• [Task input]:
----------

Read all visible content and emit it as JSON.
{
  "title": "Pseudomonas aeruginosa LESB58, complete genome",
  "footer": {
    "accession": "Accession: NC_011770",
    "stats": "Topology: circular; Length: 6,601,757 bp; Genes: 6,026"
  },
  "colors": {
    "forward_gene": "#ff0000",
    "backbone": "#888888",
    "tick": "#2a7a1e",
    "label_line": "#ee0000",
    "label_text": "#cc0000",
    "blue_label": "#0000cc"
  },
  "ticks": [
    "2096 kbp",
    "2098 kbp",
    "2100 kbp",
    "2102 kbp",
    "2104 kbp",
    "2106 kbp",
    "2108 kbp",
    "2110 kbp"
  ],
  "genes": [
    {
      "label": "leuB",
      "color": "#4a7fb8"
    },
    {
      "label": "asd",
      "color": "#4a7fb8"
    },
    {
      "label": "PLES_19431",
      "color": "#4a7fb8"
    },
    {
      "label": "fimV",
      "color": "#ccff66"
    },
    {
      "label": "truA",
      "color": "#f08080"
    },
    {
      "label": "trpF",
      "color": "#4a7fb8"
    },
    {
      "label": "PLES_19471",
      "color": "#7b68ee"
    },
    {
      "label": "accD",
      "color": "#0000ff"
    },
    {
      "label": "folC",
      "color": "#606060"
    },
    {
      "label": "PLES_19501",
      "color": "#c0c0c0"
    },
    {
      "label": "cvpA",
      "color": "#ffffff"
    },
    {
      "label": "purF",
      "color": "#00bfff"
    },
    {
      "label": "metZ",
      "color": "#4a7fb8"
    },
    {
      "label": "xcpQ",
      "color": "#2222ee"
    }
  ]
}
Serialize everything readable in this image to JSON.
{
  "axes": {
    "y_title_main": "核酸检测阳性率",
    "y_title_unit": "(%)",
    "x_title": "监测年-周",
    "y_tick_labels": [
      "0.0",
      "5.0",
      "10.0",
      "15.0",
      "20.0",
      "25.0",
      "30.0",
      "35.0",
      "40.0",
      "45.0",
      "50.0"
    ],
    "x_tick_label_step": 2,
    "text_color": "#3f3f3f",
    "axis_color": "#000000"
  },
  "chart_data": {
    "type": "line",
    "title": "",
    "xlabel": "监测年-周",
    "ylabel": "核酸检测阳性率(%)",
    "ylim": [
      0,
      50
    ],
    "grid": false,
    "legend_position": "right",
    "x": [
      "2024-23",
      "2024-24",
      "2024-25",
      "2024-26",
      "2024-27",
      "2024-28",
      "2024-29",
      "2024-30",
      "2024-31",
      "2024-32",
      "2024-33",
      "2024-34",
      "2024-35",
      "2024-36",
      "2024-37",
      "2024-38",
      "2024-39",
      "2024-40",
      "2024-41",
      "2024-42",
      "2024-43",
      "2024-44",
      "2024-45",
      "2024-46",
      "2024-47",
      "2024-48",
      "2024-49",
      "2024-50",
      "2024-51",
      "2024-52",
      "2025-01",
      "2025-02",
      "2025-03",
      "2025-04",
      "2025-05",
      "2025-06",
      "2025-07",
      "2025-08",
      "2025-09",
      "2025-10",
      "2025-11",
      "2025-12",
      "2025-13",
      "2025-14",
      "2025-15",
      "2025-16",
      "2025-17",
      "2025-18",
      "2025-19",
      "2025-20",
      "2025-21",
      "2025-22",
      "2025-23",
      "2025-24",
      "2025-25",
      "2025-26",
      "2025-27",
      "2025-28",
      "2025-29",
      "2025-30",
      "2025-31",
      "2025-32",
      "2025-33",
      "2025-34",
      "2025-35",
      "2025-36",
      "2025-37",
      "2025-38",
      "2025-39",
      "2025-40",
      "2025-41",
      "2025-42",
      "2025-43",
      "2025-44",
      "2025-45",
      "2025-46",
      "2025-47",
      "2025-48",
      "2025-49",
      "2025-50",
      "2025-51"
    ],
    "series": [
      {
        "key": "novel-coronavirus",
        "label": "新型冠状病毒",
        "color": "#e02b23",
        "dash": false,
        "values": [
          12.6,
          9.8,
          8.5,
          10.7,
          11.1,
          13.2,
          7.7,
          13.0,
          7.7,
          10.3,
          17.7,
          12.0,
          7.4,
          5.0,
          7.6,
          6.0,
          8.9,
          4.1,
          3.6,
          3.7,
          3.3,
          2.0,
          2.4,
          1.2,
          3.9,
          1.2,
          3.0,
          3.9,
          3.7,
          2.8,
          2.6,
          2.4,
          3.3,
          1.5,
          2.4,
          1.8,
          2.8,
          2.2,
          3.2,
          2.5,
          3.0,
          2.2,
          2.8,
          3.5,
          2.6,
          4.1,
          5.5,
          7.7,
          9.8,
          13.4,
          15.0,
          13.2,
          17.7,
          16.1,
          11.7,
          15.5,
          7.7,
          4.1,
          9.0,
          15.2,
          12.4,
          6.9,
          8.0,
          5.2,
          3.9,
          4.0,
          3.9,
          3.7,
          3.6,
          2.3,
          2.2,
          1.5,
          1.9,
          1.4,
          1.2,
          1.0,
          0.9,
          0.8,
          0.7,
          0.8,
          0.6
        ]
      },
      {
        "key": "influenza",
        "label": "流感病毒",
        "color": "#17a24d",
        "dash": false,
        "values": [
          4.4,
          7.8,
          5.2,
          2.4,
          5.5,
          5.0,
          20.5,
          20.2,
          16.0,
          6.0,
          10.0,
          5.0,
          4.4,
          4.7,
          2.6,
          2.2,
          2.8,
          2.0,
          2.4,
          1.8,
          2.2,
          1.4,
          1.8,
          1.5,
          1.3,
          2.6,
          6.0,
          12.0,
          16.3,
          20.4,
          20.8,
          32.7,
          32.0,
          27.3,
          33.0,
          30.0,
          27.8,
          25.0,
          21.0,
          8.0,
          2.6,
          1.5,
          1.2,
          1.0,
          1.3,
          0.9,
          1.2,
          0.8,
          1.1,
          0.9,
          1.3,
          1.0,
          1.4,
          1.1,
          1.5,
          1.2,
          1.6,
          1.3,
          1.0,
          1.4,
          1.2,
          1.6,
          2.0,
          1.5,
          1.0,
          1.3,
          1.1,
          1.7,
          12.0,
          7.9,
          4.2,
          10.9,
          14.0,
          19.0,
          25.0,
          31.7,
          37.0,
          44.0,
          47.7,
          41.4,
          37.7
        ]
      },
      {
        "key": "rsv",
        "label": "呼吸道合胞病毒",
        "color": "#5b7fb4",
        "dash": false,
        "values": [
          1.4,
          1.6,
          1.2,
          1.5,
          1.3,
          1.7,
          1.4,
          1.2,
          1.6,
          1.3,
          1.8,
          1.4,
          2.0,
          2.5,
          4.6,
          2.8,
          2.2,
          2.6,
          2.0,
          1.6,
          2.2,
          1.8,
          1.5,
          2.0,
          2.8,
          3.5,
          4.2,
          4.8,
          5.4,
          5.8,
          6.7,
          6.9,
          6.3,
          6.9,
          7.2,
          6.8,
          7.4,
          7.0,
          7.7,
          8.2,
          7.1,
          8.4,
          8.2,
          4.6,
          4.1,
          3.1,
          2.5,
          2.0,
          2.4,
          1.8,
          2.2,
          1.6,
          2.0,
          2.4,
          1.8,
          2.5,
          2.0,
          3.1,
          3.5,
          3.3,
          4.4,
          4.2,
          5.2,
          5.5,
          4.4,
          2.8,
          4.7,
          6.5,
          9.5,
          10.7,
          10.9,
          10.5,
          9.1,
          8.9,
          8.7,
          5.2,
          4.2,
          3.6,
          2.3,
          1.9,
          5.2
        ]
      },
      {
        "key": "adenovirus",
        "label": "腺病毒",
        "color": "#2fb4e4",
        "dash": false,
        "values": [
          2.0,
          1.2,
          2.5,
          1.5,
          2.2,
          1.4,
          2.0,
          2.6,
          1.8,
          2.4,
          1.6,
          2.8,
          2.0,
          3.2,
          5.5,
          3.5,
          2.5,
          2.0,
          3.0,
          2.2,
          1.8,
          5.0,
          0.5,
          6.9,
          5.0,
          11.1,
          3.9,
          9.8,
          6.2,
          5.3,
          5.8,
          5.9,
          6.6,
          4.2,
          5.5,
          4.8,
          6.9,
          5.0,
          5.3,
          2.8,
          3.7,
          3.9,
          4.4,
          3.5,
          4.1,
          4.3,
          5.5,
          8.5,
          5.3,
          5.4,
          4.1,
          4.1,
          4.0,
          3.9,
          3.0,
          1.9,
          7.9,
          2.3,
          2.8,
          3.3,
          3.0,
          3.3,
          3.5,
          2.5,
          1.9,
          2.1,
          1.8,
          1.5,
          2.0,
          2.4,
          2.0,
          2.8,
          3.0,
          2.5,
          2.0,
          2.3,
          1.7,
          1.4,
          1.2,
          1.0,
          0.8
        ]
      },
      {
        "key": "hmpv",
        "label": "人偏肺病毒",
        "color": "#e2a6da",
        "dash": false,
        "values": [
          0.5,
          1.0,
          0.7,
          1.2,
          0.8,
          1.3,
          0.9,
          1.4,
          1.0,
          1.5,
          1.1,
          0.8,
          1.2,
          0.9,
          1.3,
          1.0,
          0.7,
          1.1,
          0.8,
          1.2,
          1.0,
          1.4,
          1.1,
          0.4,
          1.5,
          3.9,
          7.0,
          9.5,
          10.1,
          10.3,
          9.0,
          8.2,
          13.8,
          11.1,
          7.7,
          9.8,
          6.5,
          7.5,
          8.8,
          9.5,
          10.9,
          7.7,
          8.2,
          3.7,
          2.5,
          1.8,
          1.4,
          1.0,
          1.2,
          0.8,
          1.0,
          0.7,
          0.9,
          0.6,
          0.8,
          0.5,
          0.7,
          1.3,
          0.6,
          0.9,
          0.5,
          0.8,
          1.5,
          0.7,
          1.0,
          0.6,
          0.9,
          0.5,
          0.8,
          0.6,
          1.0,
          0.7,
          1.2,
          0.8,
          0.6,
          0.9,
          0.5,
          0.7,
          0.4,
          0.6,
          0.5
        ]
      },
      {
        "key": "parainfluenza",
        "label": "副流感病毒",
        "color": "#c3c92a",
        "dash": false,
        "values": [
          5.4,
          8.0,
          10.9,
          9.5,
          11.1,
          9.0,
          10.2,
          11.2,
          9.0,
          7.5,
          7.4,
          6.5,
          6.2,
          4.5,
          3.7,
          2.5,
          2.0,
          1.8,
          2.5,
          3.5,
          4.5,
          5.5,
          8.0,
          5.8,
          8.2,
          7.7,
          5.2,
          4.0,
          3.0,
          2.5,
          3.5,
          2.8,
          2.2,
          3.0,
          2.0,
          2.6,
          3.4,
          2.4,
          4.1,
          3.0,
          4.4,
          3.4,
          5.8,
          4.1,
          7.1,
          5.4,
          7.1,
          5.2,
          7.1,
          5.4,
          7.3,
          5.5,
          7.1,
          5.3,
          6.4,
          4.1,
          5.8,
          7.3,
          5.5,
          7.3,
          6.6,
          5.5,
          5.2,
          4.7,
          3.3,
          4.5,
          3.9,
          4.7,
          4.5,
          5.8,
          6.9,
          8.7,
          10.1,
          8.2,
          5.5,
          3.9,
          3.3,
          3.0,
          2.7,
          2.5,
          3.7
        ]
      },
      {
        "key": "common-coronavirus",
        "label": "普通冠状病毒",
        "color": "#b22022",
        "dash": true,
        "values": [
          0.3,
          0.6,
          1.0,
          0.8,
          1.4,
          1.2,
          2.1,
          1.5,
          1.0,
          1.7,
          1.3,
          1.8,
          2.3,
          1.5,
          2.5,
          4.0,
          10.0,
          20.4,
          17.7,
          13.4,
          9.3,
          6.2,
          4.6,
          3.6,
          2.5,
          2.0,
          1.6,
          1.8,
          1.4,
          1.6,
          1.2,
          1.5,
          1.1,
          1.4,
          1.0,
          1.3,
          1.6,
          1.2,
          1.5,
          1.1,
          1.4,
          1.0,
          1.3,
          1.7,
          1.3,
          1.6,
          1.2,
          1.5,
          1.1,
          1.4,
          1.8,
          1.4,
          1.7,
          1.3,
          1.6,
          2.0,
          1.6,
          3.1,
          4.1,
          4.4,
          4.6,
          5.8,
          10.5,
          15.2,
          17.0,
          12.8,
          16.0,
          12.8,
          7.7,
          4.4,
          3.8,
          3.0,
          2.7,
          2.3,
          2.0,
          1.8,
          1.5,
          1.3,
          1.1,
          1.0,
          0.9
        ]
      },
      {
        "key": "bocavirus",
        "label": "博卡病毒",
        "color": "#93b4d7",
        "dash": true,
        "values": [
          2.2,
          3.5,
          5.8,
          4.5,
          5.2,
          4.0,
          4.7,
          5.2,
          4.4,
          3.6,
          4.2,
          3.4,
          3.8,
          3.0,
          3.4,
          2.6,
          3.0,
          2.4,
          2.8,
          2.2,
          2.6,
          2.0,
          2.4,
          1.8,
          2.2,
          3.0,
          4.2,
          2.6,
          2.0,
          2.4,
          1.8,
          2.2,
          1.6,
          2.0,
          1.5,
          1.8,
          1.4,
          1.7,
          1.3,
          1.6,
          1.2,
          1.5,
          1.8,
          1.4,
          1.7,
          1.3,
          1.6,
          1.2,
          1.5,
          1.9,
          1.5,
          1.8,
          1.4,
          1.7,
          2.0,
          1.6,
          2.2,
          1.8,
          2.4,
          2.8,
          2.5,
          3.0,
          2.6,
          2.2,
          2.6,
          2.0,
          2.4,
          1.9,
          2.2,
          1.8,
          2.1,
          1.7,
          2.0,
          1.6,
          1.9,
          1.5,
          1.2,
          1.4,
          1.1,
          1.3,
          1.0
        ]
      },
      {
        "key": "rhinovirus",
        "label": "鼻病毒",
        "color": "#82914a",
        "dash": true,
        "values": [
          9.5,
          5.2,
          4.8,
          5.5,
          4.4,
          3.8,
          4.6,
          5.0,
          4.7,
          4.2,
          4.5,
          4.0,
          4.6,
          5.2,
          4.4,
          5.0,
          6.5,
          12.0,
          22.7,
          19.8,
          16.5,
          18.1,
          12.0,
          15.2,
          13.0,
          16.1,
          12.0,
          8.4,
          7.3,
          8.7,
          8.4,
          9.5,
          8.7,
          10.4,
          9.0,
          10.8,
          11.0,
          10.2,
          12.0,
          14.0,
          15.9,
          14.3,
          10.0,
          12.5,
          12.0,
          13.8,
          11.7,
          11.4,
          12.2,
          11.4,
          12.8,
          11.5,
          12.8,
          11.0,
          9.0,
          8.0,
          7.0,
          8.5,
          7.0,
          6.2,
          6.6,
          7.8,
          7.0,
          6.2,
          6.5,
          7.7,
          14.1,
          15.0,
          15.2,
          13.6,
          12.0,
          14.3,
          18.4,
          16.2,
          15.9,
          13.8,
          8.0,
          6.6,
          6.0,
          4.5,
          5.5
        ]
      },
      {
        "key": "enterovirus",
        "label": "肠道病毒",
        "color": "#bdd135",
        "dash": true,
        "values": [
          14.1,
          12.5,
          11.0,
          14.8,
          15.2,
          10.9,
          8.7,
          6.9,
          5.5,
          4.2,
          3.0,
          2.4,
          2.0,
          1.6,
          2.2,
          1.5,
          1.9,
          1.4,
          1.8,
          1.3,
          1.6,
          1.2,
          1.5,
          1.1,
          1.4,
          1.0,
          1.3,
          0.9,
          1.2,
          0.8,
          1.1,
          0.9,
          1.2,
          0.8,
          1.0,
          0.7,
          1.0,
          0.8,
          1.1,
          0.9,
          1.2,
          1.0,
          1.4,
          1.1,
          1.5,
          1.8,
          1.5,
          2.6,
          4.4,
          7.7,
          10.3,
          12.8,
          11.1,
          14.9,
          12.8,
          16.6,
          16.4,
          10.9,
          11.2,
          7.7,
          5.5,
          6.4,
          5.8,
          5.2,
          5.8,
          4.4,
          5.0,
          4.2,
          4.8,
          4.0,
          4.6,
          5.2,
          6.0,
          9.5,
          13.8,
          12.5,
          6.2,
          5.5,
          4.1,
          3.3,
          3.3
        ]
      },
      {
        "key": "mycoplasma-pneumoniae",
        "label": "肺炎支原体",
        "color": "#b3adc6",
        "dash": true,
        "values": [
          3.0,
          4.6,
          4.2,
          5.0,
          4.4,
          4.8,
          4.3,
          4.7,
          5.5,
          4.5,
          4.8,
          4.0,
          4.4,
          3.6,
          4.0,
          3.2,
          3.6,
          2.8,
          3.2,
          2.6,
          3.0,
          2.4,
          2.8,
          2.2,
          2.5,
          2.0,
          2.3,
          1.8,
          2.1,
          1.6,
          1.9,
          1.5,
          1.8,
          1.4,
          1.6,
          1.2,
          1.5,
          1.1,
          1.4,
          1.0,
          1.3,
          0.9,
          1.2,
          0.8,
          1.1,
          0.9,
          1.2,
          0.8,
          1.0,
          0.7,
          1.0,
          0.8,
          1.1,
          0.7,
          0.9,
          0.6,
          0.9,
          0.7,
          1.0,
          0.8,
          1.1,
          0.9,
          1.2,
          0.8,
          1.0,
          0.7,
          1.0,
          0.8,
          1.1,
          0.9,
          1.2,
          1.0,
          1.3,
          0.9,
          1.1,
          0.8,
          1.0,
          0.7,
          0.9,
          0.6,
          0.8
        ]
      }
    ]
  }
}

----------

• [What to do]: If a line in the records above holds the string "coronavirus", copy it out.

• [Task answer]:
        "key": "novel-coronavirus",
        "key": "common-coronavirus",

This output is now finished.